By Marina Savchenko

How to Start a Media Project? What are global media trends? How to establish the global platform enabling media outlets and companies to find, hire and manage media professionals around the world? Justin Varilek have all the answers.

HackPack from Marina Marina on Vimeo.

Here are interesting tips and tricks for young media startup founders by Justin Varilek:

  • To inspire others you should be yourself inspired by your project.
  • Practicing, practicing and practicing. You should rehearse your presentation at least five times to be 100% sure.
  • Ways to earn money: Branded content, Local expertise, Translation, Access to community, Events, Paywall.
  • Journalism has never been feasible economically. People earn money producing side content and then add journalism into it.
  • Questions for an elevator pitch: What is it? Who is it for? What’s it do?
  • Prioritize! It’s all about figuring out what’s the most important information

Justin, how would you define journalism in the digital age?

Work order: Reproduce the media startup tips text word for word, from "Here are interesting" up to and including "community, Events, Paywall.".

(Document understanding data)
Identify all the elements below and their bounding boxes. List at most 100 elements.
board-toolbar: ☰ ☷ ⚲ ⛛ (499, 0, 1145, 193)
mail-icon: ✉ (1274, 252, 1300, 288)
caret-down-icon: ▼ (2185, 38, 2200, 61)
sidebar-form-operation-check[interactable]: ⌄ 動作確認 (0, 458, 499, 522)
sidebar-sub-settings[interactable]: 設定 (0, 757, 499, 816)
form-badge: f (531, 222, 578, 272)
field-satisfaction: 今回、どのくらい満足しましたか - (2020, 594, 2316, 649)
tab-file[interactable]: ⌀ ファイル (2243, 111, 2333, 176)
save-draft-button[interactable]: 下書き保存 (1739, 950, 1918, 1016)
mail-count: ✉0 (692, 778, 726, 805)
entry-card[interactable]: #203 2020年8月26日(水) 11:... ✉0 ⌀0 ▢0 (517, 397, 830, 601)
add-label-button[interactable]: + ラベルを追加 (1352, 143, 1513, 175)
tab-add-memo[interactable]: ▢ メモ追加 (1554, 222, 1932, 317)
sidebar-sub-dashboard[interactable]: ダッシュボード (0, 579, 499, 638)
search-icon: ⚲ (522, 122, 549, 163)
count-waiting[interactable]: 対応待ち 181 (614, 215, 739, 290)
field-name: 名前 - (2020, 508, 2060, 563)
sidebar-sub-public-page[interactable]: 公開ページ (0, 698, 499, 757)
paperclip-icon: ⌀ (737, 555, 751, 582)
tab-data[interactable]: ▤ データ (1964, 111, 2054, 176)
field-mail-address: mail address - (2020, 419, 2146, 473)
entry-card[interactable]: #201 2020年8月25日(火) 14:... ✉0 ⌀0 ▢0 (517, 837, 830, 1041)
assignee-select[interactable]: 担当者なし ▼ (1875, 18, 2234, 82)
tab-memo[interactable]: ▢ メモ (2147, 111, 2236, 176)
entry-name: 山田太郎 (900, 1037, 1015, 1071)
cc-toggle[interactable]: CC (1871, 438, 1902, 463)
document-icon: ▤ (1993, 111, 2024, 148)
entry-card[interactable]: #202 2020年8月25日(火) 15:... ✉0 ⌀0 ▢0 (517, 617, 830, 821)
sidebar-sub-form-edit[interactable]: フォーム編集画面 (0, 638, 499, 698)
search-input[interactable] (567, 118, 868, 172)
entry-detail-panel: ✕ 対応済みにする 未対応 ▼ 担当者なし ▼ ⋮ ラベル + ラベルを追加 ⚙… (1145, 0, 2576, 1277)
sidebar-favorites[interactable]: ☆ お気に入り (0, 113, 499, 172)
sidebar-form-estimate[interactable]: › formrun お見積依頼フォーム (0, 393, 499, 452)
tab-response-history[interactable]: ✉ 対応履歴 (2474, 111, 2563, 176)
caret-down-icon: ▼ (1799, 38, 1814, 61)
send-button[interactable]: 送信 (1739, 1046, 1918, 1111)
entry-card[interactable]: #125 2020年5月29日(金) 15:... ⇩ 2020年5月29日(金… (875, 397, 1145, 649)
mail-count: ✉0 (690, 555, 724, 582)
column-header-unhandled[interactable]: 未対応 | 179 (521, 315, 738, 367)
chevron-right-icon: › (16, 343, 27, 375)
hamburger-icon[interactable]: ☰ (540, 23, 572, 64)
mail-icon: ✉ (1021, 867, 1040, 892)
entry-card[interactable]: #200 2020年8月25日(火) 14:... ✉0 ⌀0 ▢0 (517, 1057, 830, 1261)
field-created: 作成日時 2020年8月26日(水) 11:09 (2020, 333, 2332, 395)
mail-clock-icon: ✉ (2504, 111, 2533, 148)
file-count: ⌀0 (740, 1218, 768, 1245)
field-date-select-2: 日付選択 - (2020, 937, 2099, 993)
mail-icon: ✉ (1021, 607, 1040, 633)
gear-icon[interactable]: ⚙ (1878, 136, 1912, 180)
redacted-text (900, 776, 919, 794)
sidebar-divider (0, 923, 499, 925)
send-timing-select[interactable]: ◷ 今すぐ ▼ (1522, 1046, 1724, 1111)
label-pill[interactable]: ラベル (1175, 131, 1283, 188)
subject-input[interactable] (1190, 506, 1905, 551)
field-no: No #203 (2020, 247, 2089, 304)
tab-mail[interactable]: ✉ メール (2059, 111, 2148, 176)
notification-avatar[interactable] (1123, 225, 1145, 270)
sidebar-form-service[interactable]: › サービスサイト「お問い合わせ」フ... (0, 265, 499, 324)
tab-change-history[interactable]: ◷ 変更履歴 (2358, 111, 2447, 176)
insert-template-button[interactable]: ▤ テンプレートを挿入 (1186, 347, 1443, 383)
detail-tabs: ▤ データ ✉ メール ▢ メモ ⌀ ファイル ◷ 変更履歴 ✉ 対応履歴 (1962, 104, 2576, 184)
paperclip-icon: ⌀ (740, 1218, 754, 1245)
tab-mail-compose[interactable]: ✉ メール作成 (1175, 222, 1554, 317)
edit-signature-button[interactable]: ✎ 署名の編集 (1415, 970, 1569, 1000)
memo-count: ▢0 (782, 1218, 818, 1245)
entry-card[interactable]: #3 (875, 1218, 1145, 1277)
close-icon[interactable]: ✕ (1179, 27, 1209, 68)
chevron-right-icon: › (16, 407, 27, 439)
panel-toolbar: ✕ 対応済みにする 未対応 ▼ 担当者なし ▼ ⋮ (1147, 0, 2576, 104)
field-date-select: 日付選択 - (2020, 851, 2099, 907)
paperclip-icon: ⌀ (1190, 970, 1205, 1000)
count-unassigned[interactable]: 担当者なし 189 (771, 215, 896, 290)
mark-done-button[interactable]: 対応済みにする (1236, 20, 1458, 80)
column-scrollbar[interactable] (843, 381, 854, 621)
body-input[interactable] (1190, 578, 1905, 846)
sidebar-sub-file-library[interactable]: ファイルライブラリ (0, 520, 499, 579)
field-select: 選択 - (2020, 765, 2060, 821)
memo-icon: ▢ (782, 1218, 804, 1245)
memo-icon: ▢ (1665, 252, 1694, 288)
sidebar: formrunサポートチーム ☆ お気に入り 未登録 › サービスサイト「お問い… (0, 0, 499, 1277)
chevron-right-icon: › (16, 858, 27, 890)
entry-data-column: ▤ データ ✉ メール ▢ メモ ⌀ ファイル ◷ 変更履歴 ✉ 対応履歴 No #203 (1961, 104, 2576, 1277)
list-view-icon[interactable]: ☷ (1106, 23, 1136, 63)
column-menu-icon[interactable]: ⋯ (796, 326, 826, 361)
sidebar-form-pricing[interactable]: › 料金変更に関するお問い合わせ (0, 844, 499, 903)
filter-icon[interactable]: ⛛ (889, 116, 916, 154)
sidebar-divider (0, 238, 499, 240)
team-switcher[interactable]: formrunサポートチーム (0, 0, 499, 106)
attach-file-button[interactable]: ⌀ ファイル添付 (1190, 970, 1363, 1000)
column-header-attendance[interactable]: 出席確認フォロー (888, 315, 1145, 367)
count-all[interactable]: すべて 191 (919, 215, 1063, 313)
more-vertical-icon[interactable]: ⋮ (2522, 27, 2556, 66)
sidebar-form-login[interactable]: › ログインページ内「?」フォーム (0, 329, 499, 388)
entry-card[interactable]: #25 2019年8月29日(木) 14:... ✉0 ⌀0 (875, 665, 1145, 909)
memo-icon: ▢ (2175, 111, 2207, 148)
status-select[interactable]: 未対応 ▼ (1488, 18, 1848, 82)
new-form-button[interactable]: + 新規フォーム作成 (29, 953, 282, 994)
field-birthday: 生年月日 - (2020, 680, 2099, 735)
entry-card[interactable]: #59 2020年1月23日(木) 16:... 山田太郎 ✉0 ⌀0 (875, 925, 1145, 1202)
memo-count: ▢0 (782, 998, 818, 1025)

Result:
Here are interesting tips and tricks for young media startup founders by Justin Varilek:

  • To inspire others you should be yourself inspired by your project.
  • Practicing, practicing and practicing. You should rehearse your presentation at least five times to be 100% sure.
  • Ways to earn money: Branded content, Local expertise, Translation, Access to community, Events, Paywall.